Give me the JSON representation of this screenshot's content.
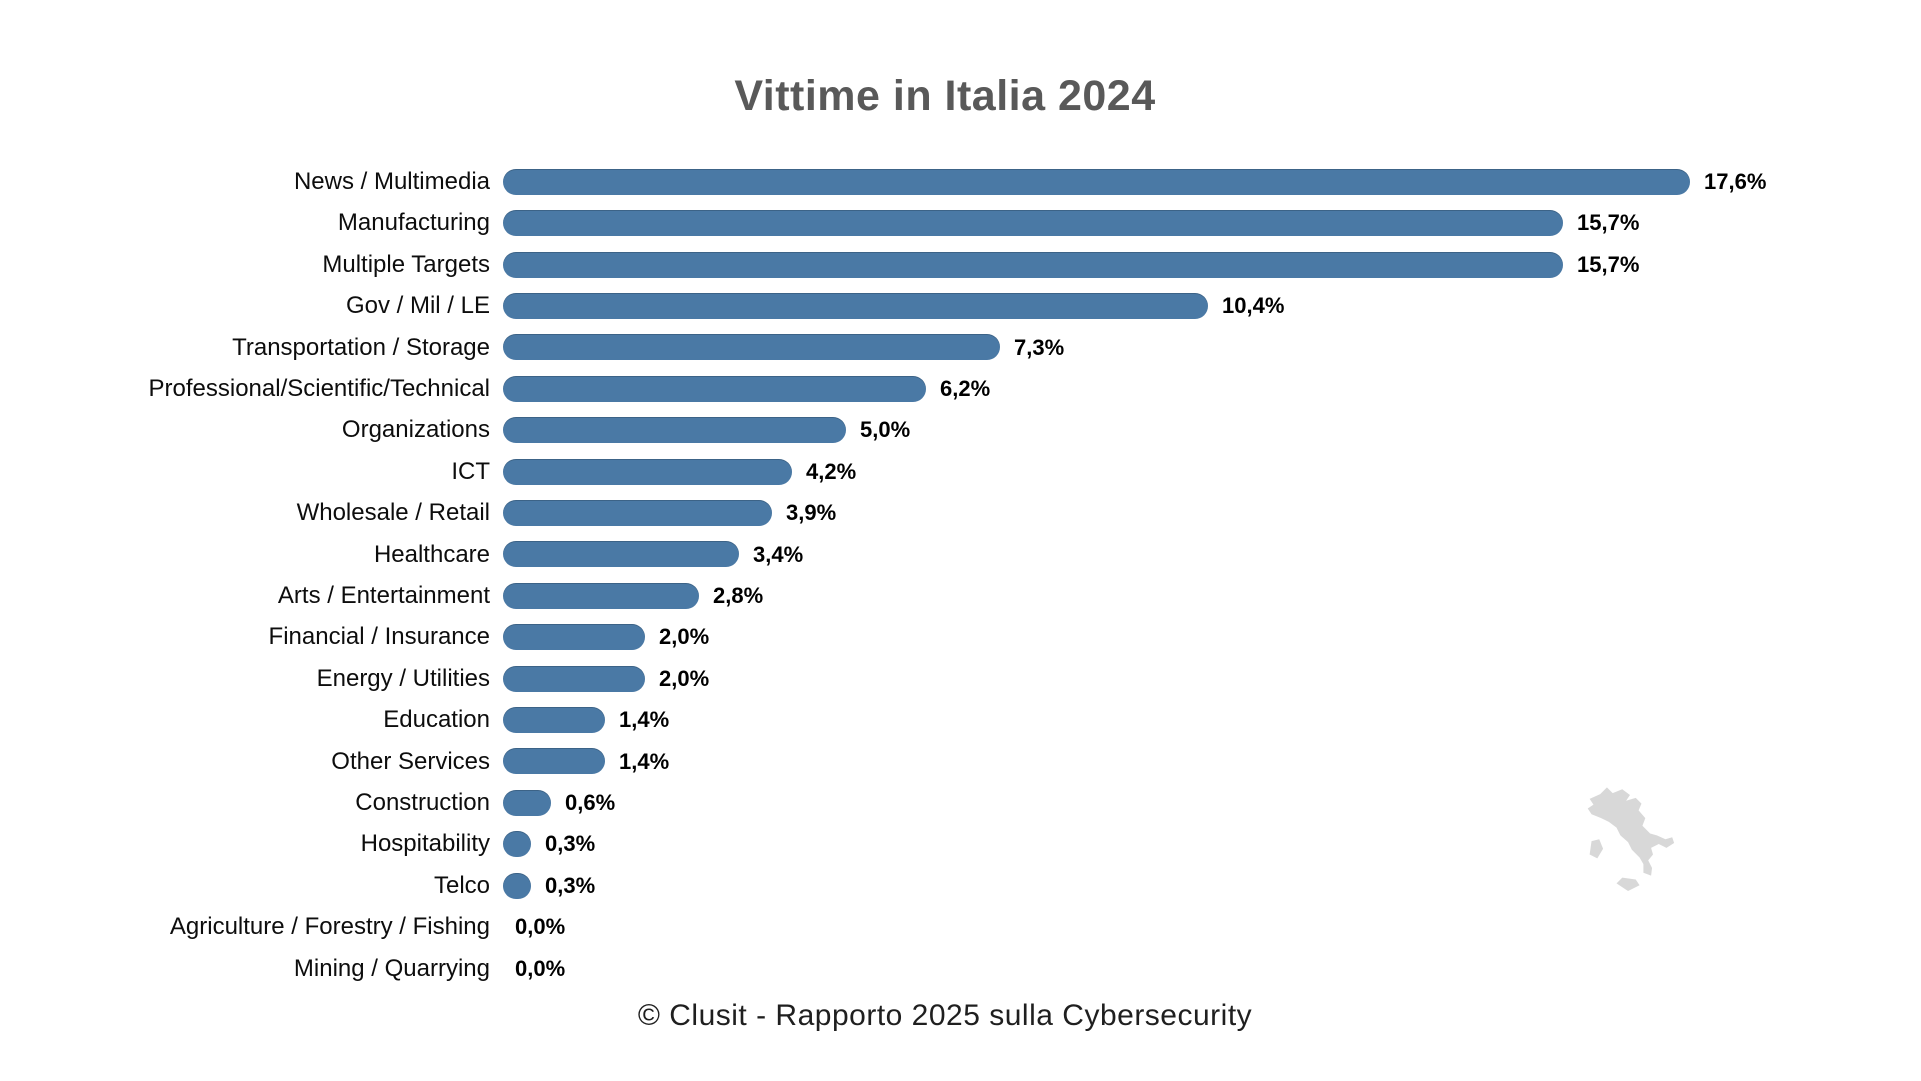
{
  "title": "Vittime in Italia 2024",
  "footer": "© Clusit - Rapporto 2025 sulla Cybersecurity",
  "colors": {
    "bar": "#4a79a5",
    "title_text": "#595959",
    "label_text": "#0d0d0d",
    "map_silhouette": "#d8d8d8"
  },
  "chart_data": {
    "type": "bar",
    "orientation": "horizontal",
    "title": "Vittime in Italia 2024",
    "xlabel": "",
    "ylabel": "",
    "unit": "%",
    "xlim": [
      0,
      18
    ],
    "grid": false,
    "legend": false,
    "categories": [
      "News / Multimedia",
      "Manufacturing",
      "Multiple Targets",
      "Gov / Mil / LE",
      "Transportation / Storage",
      "Professional/Scientific/Technical",
      "Organizations",
      "ICT",
      "Wholesale / Retail",
      "Healthcare",
      "Arts / Entertainment",
      "Financial / Insurance",
      "Energy / Utilities",
      "Education",
      "Other Services",
      "Construction",
      "Hospitability",
      "Telco",
      "Agriculture / Forestry / Fishing",
      "Mining / Quarrying"
    ],
    "values": [
      17.6,
      15.7,
      15.7,
      10.4,
      7.3,
      6.2,
      5.0,
      4.2,
      3.9,
      3.4,
      2.8,
      2.0,
      2.0,
      1.4,
      1.4,
      0.6,
      0.3,
      0.3,
      0.0,
      0.0
    ],
    "value_labels": [
      "17,6%",
      "15,7%",
      "15,7%",
      "10,4%",
      "7,3%",
      "6,2%",
      "5,0%",
      "4,2%",
      "3,9%",
      "3,4%",
      "2,8%",
      "2,0%",
      "2,0%",
      "1,4%",
      "1,4%",
      "0,6%",
      "0,3%",
      "0,3%",
      "0,0%",
      "0,0%"
    ],
    "source_caption": "© Clusit - Rapporto 2025 sulla Cybersecurity"
  }
}
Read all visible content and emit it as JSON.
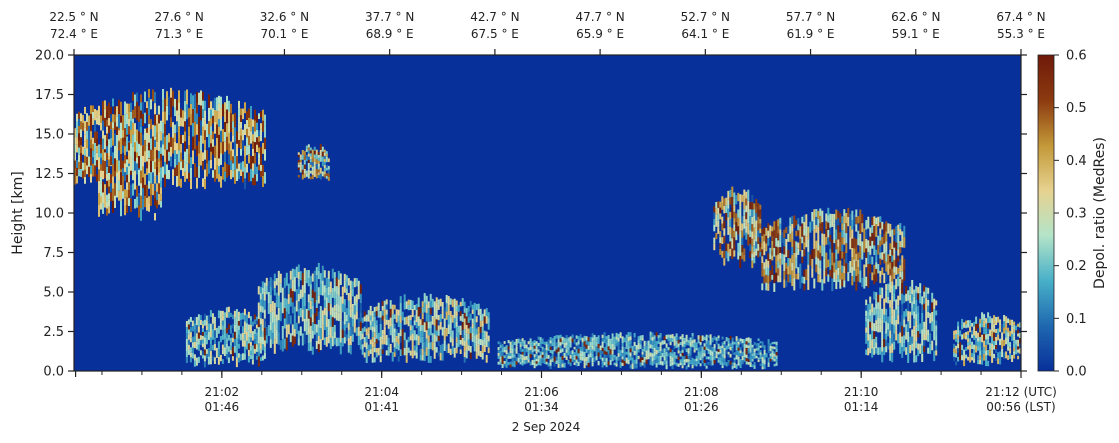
{
  "chart_data": {
    "type": "heatmap",
    "title": "",
    "ylabel": "Height [km]",
    "ylim": [
      0,
      20
    ],
    "y_ticks": [
      "0.0",
      "2.5",
      "5.0",
      "7.5",
      "10.0",
      "12.5",
      "15.0",
      "17.5",
      "20.0"
    ],
    "y_tick_values": [
      0,
      2.5,
      5,
      7.5,
      10,
      12.5,
      15,
      17.5,
      20
    ],
    "x_range_minutes": [
      0,
      11.85
    ],
    "x_ticks": [
      {
        "minute": 1.85,
        "utc": "21:02",
        "lst": "01:46"
      },
      {
        "minute": 3.85,
        "utc": "21:04",
        "lst": "01:41"
      },
      {
        "minute": 5.85,
        "utc": "21:06",
        "lst": "01:34"
      },
      {
        "minute": 7.85,
        "utc": "21:08",
        "lst": "01:26"
      },
      {
        "minute": 9.85,
        "utc": "21:10",
        "lst": "01:14"
      },
      {
        "minute": 11.85,
        "utc": "21:12 (UTC)",
        "lst": "00:56 (LST)"
      }
    ],
    "x_date_label": "2 Sep 2024",
    "top_ticks": [
      {
        "lat": "22.5 ° N",
        "lon": "72.4 ° E"
      },
      {
        "lat": "27.6 ° N",
        "lon": "71.3 ° E"
      },
      {
        "lat": "32.6 ° N",
        "lon": "70.1 ° E"
      },
      {
        "lat": "37.7 ° N",
        "lon": "68.9 ° E"
      },
      {
        "lat": "42.7 ° N",
        "lon": "67.5 ° E"
      },
      {
        "lat": "47.7 ° N",
        "lon": "65.9 ° E"
      },
      {
        "lat": "52.7 ° N",
        "lon": "64.1 ° E"
      },
      {
        "lat": "57.7 ° N",
        "lon": "61.9 ° E"
      },
      {
        "lat": "62.6 ° N",
        "lon": "59.1 ° E"
      },
      {
        "lat": "67.4 ° N",
        "lon": "55.3 ° E"
      }
    ],
    "colorbar": {
      "label": "Depol. ratio (MedRes)",
      "range": [
        0,
        0.6
      ],
      "ticks": [
        "0.0",
        "0.1",
        "0.2",
        "0.3",
        "0.4",
        "0.5",
        "0.6"
      ],
      "tick_values": [
        0,
        0.1,
        0.2,
        0.3,
        0.4,
        0.5,
        0.6
      ],
      "colors": [
        "#08309a",
        "#1f68b0",
        "#48b0c8",
        "#b4e4c8",
        "#e6d290",
        "#c39838",
        "#8c3a10",
        "#6e1a0a"
      ]
    },
    "background_color": "#08309a",
    "features": [
      {
        "name": "upper_cirrus_west",
        "t_start": 0.0,
        "t_end": 2.4,
        "h_bottom": 11.5,
        "h_top": 18.0,
        "depol": 0.42
      },
      {
        "name": "cirrus_fallstreak",
        "t_start": 0.3,
        "t_end": 1.1,
        "h_bottom": 9.5,
        "h_top": 16.0,
        "depol": 0.38
      },
      {
        "name": "cirrus_scattered",
        "t_start": 2.8,
        "t_end": 3.2,
        "h_bottom": 12.0,
        "h_top": 14.5,
        "depol": 0.35
      },
      {
        "name": "aerosol_layer_west",
        "t_start": 1.4,
        "t_end": 2.4,
        "h_bottom": 0.2,
        "h_top": 4.2,
        "depol": 0.25
      },
      {
        "name": "aerosol_columns",
        "t_start": 2.3,
        "t_end": 3.6,
        "h_bottom": 1.0,
        "h_top": 7.0,
        "depol": 0.25
      },
      {
        "name": "dust_layer_mid",
        "t_start": 3.6,
        "t_end": 5.2,
        "h_bottom": 0.5,
        "h_top": 5.0,
        "depol": 0.28
      },
      {
        "name": "boundary_layer",
        "t_start": 5.3,
        "t_end": 8.8,
        "h_bottom": 0.1,
        "h_top": 2.5,
        "depol": 0.22
      },
      {
        "name": "cirrus_east_a",
        "t_start": 8.0,
        "t_end": 8.6,
        "h_bottom": 6.5,
        "h_top": 11.8,
        "depol": 0.42
      },
      {
        "name": "cirrus_east_b",
        "t_start": 8.6,
        "t_end": 10.4,
        "h_bottom": 5.0,
        "h_top": 10.5,
        "depol": 0.4
      },
      {
        "name": "aerosol_east",
        "t_start": 9.9,
        "t_end": 10.8,
        "h_bottom": 0.5,
        "h_top": 6.0,
        "depol": 0.25
      },
      {
        "name": "low_layer_east",
        "t_start": 11.0,
        "t_end": 11.85,
        "h_bottom": 0.3,
        "h_top": 3.8,
        "depol": 0.3
      }
    ]
  }
}
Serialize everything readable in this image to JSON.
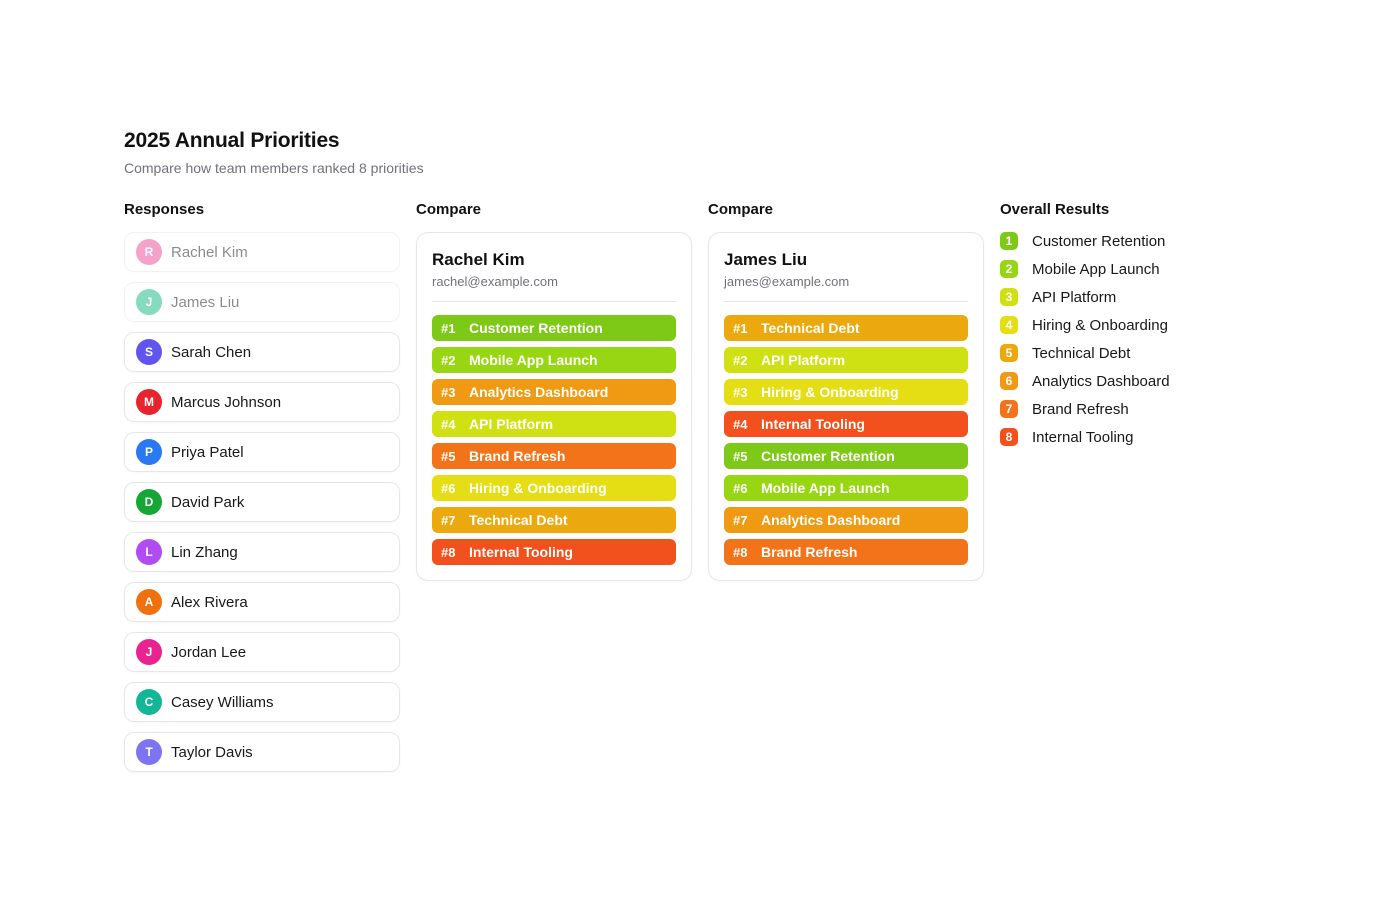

● ● ● ●

• Given task
Write out the material above once more, exactly as it reads, with no pictures.

• The solution
Give me the JSON representation of this screenshot's content.
{
  "title": "Vittime in Italia 2024",
  "footer": "© Clusit - Rapporto 2025 sulla Cybersecurity",
  "colors": {
    "bar": "#4a79a5",
    "title_text": "#595959",
    "label_text": "#0d0d0d",
    "map_silhouette": "#d8d8d8"
  },
  "chart_data": {
    "type": "bar",
    "orientation": "horizontal",
    "title": "Vittime in Italia 2024",
    "xlabel": "",
    "ylabel": "",
    "unit": "%",
    "xlim": [
      0,
      18
    ],
    "grid": false,
    "legend": false,
    "categories": [
      "News / Multimedia",
      "Manufacturing",
      "Multiple Targets",
      "Gov / Mil / LE",
      "Transportation / Storage",
      "Professional/Scientific/Technical",
      "Organizations",
      "ICT",
      "Wholesale / Retail",
      "Healthcare",
      "Arts / Entertainment",
      "Financial / Insurance",
      "Energy / Utilities",
      "Education",
      "Other Services",
      "Construction",
      "Hospitability",
      "Telco",
      "Agriculture / Forestry / Fishing",
      "Mining / Quarrying"
    ],
    "values": [
      17.6,
      15.7,
      15.7,
      10.4,
      7.3,
      6.2,
      5.0,
      4.2,
      3.9,
      3.4,
      2.8,
      2.0,
      2.0,
      1.4,
      1.4,
      0.6,
      0.3,
      0.3,
      0.0,
      0.0
    ],
    "value_labels": [
      "17,6%",
      "15,7%",
      "15,7%",
      "10,4%",
      "7,3%",
      "6,2%",
      "5,0%",
      "4,2%",
      "3,9%",
      "3,4%",
      "2,8%",
      "2,0%",
      "2,0%",
      "1,4%",
      "1,4%",
      "0,6%",
      "0,3%",
      "0,3%",
      "0,0%",
      "0,0%"
    ],
    "source_caption": "© Clusit - Rapporto 2025 sulla Cybersecurity"
  }
}
Read all visible content and emit it as JSON.
{
  "chart_data": {
    "type": "heatmap",
    "title": "",
    "ylabel": "Height [km]",
    "ylim": [
      0,
      20
    ],
    "y_ticks": [
      "0.0",
      "2.5",
      "5.0",
      "7.5",
      "10.0",
      "12.5",
      "15.0",
      "17.5",
      "20.0"
    ],
    "y_tick_values": [
      0,
      2.5,
      5,
      7.5,
      10,
      12.5,
      15,
      17.5,
      20
    ],
    "x_range_minutes": [
      0,
      11.85
    ],
    "x_ticks": [
      {
        "minute": 1.85,
        "utc": "21:02",
        "lst": "01:46"
      },
      {
        "minute": 3.85,
        "utc": "21:04",
        "lst": "01:41"
      },
      {
        "minute": 5.85,
        "utc": "21:06",
        "lst": "01:34"
      },
      {
        "minute": 7.85,
        "utc": "21:08",
        "lst": "01:26"
      },
      {
        "minute": 9.85,
        "utc": "21:10",
        "lst": "01:14"
      },
      {
        "minute": 11.85,
        "utc": "21:12 (UTC)",
        "lst": "00:56 (LST)"
      }
    ],
    "x_date_label": "2 Sep 2024",
    "top_ticks": [
      {
        "lat": "22.5 ° N",
        "lon": "72.4 ° E"
      },
      {
        "lat": "27.6 ° N",
        "lon": "71.3 ° E"
      },
      {
        "lat": "32.6 ° N",
        "lon": "70.1 ° E"
      },
      {
        "lat": "37.7 ° N",
        "lon": "68.9 ° E"
      },
      {
        "lat": "42.7 ° N",
        "lon": "67.5 ° E"
      },
      {
        "lat": "47.7 ° N",
        "lon": "65.9 ° E"
      },
      {
        "lat": "52.7 ° N",
        "lon": "64.1 ° E"
      },
      {
        "lat": "57.7 ° N",
        "lon": "61.9 ° E"
      },
      {
        "lat": "62.6 ° N",
        "lon": "59.1 ° E"
      },
      {
        "lat": "67.4 ° N",
        "lon": "55.3 ° E"
      }
    ],
    "colorbar": {
      "label": "Depol. ratio (MedRes)",
      "range": [
        0,
        0.6
      ],
      "ticks": [
        "0.0",
        "0.1",
        "0.2",
        "0.3",
        "0.4",
        "0.5",
        "0.6"
      ],
      "tick_values": [
        0,
        0.1,
        0.2,
        0.3,
        0.4,
        0.5,
        0.6
      ],
      "colors": [
        "#08309a",
        "#1f68b0",
        "#48b0c8",
        "#b4e4c8",
        "#e6d290",
        "#c39838",
        "#8c3a10",
        "#6e1a0a"
      ]
    },
    "background_color": "#08309a",
    "features": [
      {
        "name": "upper_cirrus_west",
        "t_start": 0.0,
        "t_end": 2.4,
        "h_bottom": 11.5,
        "h_top": 18.0,
        "depol": 0.42
      },
      {
        "name": "cirrus_fallstreak",
        "t_start": 0.3,
        "t_end": 1.1,
        "h_bottom": 9.5,
        "h_top": 16.0,
        "depol": 0.38
      },
      {
        "name": "cirrus_scattered",
        "t_start": 2.8,
        "t_end": 3.2,
        "h_bottom": 12.0,
        "h_top": 14.5,
        "depol": 0.35
      },
      {
        "name": "aerosol_layer_west",
        "t_start": 1.4,
        "t_end": 2.4,
        "h_bottom": 0.2,
        "h_top": 4.2,
        "depol": 0.25
      },
      {
        "name": "aerosol_columns",
        "t_start": 2.3,
        "t_end": 3.6,
        "h_bottom": 1.0,
        "h_top": 7.0,
        "depol": 0.25
      },
      {
        "name": "dust_layer_mid",
        "t_start": 3.6,
        "t_end": 5.2,
        "h_bottom": 0.5,
        "h_top": 5.0,
        "depol": 0.28
      },
      {
        "name": "boundary_layer",
        "t_start": 5.3,
        "t_end": 8.8,
        "h_bottom": 0.1,
        "h_top": 2.5,
        "depol": 0.22
      },
      {
        "name": "cirrus_east_a",
        "t_start": 8.0,
        "t_end": 8.6,
        "h_bottom": 6.5,
        "h_top": 11.8,
        "depol": 0.42
      },
      {
        "name": "cirrus_east_b",
        "t_start": 8.6,
        "t_end": 10.4,
        "h_bottom": 5.0,
        "h_top": 10.5,
        "depol": 0.4
      },
      {
        "name": "aerosol_east",
        "t_start": 9.9,
        "t_end": 10.8,
        "h_bottom": 0.5,
        "h_top": 6.0,
        "depol": 0.25
      },
      {
        "name": "low_layer_east",
        "t_start": 11.0,
        "t_end": 11.85,
        "h_bottom": 0.3,
        "h_top": 3.8,
        "depol": 0.3
      }
    ]
  }
}
Serialize everything readable in this image to JSON.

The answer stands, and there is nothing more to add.